┌──

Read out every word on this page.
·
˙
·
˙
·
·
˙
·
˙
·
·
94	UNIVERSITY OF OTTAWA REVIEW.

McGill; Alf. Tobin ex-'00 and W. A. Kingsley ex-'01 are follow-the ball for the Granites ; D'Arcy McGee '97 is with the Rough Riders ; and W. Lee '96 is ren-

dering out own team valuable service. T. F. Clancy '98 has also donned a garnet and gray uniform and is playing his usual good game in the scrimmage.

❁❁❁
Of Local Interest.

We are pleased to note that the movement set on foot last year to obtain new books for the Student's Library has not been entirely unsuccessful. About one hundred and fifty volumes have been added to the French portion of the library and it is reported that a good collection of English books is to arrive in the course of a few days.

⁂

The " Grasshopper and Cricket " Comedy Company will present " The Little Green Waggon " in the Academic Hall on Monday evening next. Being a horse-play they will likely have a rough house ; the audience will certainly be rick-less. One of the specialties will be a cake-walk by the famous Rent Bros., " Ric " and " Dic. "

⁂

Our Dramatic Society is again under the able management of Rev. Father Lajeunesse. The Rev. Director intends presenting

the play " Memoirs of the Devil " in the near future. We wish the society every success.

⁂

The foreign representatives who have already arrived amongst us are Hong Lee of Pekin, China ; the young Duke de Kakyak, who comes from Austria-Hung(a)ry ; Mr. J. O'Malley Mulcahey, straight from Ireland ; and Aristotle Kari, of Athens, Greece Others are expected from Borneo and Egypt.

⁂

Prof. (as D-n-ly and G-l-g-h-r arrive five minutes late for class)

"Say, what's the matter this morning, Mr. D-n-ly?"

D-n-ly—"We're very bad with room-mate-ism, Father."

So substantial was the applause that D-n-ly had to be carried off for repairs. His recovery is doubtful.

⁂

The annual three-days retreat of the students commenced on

└──

Output the records above in their entirety, exactly.

Solution to this problem:
Read out every word on this page.
·
˙
·
˙
·
·
˙
·
˙
·
·
94	UNIVERSITY OF OTTAWA REVIEW.

McGill; Alf. Tobin ex-'00 and W. A. Kingsley ex-'01 are follow-the ball for the Granites ; D'Arcy McGee '97 is with the Rough Riders ; and W. Lee '96 is ren-

dering out own team valuable service. T. F. Clancy '98 has also donned a garnet and gray uniform and is playing his usual good game in the scrimmage.

❁❁❁
Of Local Interest.

We are pleased to note that the movement set on foot last year to obtain new books for the Student's Library has not been entirely unsuccessful. About one hundred and fifty volumes have been added to the French portion of the library and it is reported that a good collection of English books is to arrive in the course of a few days.

⁂

The " Grasshopper and Cricket " Comedy Company will present " The Little Green Waggon " in the Academic Hall on Monday evening next. Being a horse-play they will likely have a rough house ; the audience will certainly be rick-less. One of the specialties will be a cake-walk by the famous Rent Bros., " Ric " and " Dic. "

⁂

Our Dramatic Society is again under the able management of Rev. Father Lajeunesse. The Rev. Director intends presenting

the play " Memoirs of the Devil " in the near future. We wish the society every success.

⁂

The foreign representatives who have already arrived amongst us are Hong Lee of Pekin, China ; the young Duke de Kakyak, who comes from Austria-Hung(a)ry ; Mr. J. O'Malley Mulcahey, straight from Ireland ; and Aristotle Kari, of Athens, Greece Others are expected from Borneo and Egypt.

⁂

Prof. (as D-n-ly and G-l-g-h-r arrive five minutes late for class)

"Say, what's the matter this morning, Mr. D-n-ly?"

D-n-ly—"We're very bad with room-mate-ism, Father."

So substantial was the applause that D-n-ly had to be carried off for repairs. His recovery is doubtful.

⁂

The annual three-days retreat of the students commenced on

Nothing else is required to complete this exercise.